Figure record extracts

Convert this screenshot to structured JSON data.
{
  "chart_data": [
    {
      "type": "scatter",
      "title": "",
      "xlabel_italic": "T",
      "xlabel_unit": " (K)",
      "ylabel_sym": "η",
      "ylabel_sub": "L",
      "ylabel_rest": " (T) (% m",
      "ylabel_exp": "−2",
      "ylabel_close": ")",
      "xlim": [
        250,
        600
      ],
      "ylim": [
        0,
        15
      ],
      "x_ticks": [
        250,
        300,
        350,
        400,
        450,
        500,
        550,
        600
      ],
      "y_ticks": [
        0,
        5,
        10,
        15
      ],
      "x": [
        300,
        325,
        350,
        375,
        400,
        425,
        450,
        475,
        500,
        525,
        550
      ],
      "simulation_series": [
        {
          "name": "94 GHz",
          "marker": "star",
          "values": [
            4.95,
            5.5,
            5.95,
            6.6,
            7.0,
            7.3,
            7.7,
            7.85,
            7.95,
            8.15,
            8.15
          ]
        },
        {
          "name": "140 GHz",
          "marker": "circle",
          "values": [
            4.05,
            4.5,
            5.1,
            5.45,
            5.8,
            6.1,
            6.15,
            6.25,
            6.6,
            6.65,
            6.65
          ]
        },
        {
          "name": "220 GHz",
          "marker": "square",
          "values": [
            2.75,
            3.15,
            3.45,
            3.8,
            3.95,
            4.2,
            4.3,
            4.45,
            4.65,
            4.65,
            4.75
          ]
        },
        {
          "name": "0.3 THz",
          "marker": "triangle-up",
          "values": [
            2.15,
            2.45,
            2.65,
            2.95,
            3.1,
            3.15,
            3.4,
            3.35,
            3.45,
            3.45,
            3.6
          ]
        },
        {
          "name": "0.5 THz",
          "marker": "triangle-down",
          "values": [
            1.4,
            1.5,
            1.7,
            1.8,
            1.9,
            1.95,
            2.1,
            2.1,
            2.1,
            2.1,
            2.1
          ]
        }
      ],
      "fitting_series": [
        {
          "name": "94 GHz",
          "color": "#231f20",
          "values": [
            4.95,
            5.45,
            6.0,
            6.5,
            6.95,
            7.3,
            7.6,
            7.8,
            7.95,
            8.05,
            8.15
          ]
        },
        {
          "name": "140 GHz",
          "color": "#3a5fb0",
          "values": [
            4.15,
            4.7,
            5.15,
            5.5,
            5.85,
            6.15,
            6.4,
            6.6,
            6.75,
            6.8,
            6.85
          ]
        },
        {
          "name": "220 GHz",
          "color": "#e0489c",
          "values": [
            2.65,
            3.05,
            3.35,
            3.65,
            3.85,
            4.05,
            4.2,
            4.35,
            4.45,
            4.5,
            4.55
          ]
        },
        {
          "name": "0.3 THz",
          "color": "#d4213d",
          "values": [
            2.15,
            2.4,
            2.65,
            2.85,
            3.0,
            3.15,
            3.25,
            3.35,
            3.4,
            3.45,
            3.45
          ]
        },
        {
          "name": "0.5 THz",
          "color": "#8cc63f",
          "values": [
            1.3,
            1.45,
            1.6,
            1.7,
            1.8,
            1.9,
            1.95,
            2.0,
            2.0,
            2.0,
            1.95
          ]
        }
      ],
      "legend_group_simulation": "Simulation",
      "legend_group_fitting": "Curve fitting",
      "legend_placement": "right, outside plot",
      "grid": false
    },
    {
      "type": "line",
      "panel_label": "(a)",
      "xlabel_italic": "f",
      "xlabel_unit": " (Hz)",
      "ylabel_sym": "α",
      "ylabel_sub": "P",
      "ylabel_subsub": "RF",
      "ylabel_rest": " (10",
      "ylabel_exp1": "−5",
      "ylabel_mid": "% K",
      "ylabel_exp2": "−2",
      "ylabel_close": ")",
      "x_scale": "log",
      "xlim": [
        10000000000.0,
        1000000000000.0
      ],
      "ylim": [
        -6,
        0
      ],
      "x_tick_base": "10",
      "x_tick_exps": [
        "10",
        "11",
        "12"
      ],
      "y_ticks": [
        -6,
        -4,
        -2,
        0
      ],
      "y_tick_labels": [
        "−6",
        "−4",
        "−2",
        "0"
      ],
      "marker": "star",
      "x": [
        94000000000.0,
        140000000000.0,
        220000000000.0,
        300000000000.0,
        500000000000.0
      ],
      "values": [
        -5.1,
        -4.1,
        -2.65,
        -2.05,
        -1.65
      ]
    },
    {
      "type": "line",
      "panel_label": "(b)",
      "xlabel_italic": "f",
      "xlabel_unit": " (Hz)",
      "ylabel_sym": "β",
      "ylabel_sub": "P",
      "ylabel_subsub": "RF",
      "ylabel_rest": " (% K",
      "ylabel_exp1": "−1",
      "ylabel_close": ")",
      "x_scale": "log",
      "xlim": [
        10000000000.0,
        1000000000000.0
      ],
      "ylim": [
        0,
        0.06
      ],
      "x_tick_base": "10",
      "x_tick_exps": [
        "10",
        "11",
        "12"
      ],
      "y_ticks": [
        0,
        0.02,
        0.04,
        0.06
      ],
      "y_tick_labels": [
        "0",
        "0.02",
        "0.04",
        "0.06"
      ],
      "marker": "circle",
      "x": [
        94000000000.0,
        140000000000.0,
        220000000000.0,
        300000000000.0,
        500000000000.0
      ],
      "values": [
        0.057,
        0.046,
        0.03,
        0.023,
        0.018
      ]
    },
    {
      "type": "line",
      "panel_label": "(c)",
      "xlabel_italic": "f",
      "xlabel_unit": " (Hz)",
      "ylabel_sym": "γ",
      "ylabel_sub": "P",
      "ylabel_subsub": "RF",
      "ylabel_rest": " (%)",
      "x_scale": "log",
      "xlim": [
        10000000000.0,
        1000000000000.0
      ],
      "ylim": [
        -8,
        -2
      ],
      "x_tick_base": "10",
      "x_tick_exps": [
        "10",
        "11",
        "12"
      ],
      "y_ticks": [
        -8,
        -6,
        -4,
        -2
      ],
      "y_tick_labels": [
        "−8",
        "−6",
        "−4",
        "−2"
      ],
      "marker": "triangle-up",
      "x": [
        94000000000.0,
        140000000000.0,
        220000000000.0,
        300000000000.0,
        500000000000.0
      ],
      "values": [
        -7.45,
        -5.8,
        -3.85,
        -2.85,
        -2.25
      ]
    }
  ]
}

WHAT THE TASK REQUIRES:
Every entry must be quoted exactly as it appears above.

COMPLETE RESPONSE:
Convert this screenshot to structured JSON data.
{
  "chart_data": [
    {
      "type": "scatter",
      "title": "",
      "xlabel_italic": "T",
      "xlabel_unit": " (K)",
      "ylabel_sym": "η",
      "ylabel_sub": "L",
      "ylabel_rest": " (T) (% m",
      "ylabel_exp": "−2",
      "ylabel_close": ")",
      "xlim": [
        250,
        600
      ],
      "ylim": [
        0,
        15
      ],
      "x_ticks": [
        250,
        300,
        350,
        400,
        450,
        500,
        550,
        600
      ],
      "y_ticks": [
        0,
        5,
        10,
        15
      ],
      "x": [
        300,
        325,
        350,
        375,
        400,
        425,
        450,
        475,
        500,
        525,
        550
      ],
      "simulation_series": [
        {
          "name": "94 GHz",
          "marker": "star",
          "values": [
            4.95,
            5.5,
            5.95,
            6.6,
            7.0,
            7.3,
            7.7,
            7.85,
            7.95,
            8.15,
            8.15
          ]
        },
        {
          "name": "140 GHz",
          "marker": "circle",
          "values": [
            4.05,
            4.5,
            5.1,
            5.45,
            5.8,
            6.1,
            6.15,
            6.25,
            6.6,
            6.65,
            6.65
          ]
        },
        {
          "name": "220 GHz",
          "marker": "square",
          "values": [
            2.75,
            3.15,
            3.45,
            3.8,
            3.95,
            4.2,
            4.3,
            4.45,
            4.65,
            4.65,
            4.75
          ]
        },
        {
          "name": "0.3 THz",
          "marker": "triangle-up",
          "values": [
            2.15,
            2.45,
            2.65,
            2.95,
            3.1,
            3.15,
            3.4,
            3.35,
            3.45,
            3.45,
            3.6
          ]
        },
        {
          "name": "0.5 THz",
          "marker": "triangle-down",
          "values": [
            1.4,
            1.5,
            1.7,
            1.8,
            1.9,
            1.95,
            2.1,
            2.1,
            2.1,
            2.1,
            2.1
          ]
        }
      ],
      "fitting_series": [
        {
          "name": "94 GHz",
          "color": "#231f20",
          "values": [
            4.95,
            5.45,
            6.0,
            6.5,
            6.95,
            7.3,
            7.6,
            7.8,
            7.95,
            8.05,
            8.15
          ]
        },
        {
          "name": "140 GHz",
          "color": "#3a5fb0",
          "values": [
            4.15,
            4.7,
            5.15,
            5.5,
            5.85,
            6.15,
            6.4,
            6.6,
            6.75,
            6.8,
            6.85
          ]
        },
        {
          "name": "220 GHz",
          "color": "#e0489c",
          "values": [
            2.65,
            3.05,
            3.35,
            3.65,
            3.85,
            4.05,
            4.2,
            4.35,
            4.45,
            4.5,
            4.55
          ]
        },
        {
          "name": "0.3 THz",
          "color": "#d4213d",
          "values": [
            2.15,
            2.4,
            2.65,
            2.85,
            3.0,
            3.15,
            3.25,
            3.35,
            3.4,
            3.45,
            3.45
          ]
        },
        {
          "name": "0.5 THz",
          "color": "#8cc63f",
          "values": [
            1.3,
            1.45,
            1.6,
            1.7,
            1.8,
            1.9,
            1.95,
            2.0,
            2.0,
            2.0,
            1.95
          ]
        }
      ],
      "legend_group_simulation": "Simulation",
      "legend_group_fitting": "Curve fitting",
      "legend_placement": "right, outside plot",
      "grid": false
    },
    {
      "type": "line",
      "panel_label": "(a)",
      "xlabel_italic": "f",
      "xlabel_unit": " (Hz)",
      "ylabel_sym": "α",
      "ylabel_sub": "P",
      "ylabel_subsub": "RF",
      "ylabel_rest": " (10",
      "ylabel_exp1": "−5",
      "ylabel_mid": "% K",
      "ylabel_exp2": "−2",
      "ylabel_close": ")",
      "x_scale": "log",
      "xlim": [
        10000000000.0,
        1000000000000.0
      ],
      "ylim": [
        -6,
        0
      ],
      "x_tick_base": "10",
      "x_tick_exps": [
        "10",
        "11",
        "12"
      ],
      "y_ticks": [
        -6,
        -4,
        -2,
        0
      ],
      "y_tick_labels": [
        "−6",
        "−4",
        "−2",
        "0"
      ],
      "marker": "star",
      "x": [
        94000000000.0,
        140000000000.0,
        220000000000.0,
        300000000000.0,
        500000000000.0
      ],
      "values": [
        -5.1,
        -4.1,
        -2.65,
        -2.05,
        -1.65
      ]
    },
    {
      "type": "line",
      "panel_label": "(b)",
      "xlabel_italic": "f",
      "xlabel_unit": " (Hz)",
      "ylabel_sym": "β",
      "ylabel_sub": "P",
      "ylabel_subsub": "RF",
      "ylabel_rest": " (% K",
      "ylabel_exp1": "−1",
      "ylabel_close": ")",
      "x_scale": "log",
      "xlim": [
        10000000000.0,
        1000000000000.0
      ],
      "ylim": [
        0,
        0.06
      ],
      "x_tick_base": "10",
      "x_tick_exps": [
        "10",
        "11",
        "12"
      ],
      "y_ticks": [
        0,
        0.02,
        0.04,
        0.06
      ],
      "y_tick_labels": [
        "0",
        "0.02",
        "0.04",
        "0.06"
      ],
      "marker": "circle",
      "x": [
        94000000000.0,
        140000000000.0,
        220000000000.0,
        300000000000.0,
        500000000000.0
      ],
      "values": [
        0.057,
        0.046,
        0.03,
        0.023,
        0.018
      ]
    },
    {
      "type": "line",
      "panel_label": "(c)",
      "xlabel_italic": "f",
      "xlabel_unit": " (Hz)",
      "ylabel_sym": "γ",
      "ylabel_sub": "P",
      "ylabel_subsub": "RF",
      "ylabel_rest": " (%)",
      "x_scale": "log",
      "xlim": [
        10000000000.0,
        1000000000000.0
      ],
      "ylim": [
        -8,
        -2
      ],
      "x_tick_base": "10",
      "x_tick_exps": [
        "10",
        "11",
        "12"
      ],
      "y_ticks": [
        -8,
        -6,
        -4,
        -2
      ],
      "y_tick_labels": [
        "−8",
        "−6",
        "−4",
        "−2"
      ],
      "marker": "triangle-up",
      "x": [
        94000000000.0,
        140000000000.0,
        220000000000.0,
        300000000000.0,
        500000000000.0
      ],
      "values": [
        -7.45,
        -5.8,
        -3.85,
        -2.85,
        -2.25
      ]
    }
  ]
}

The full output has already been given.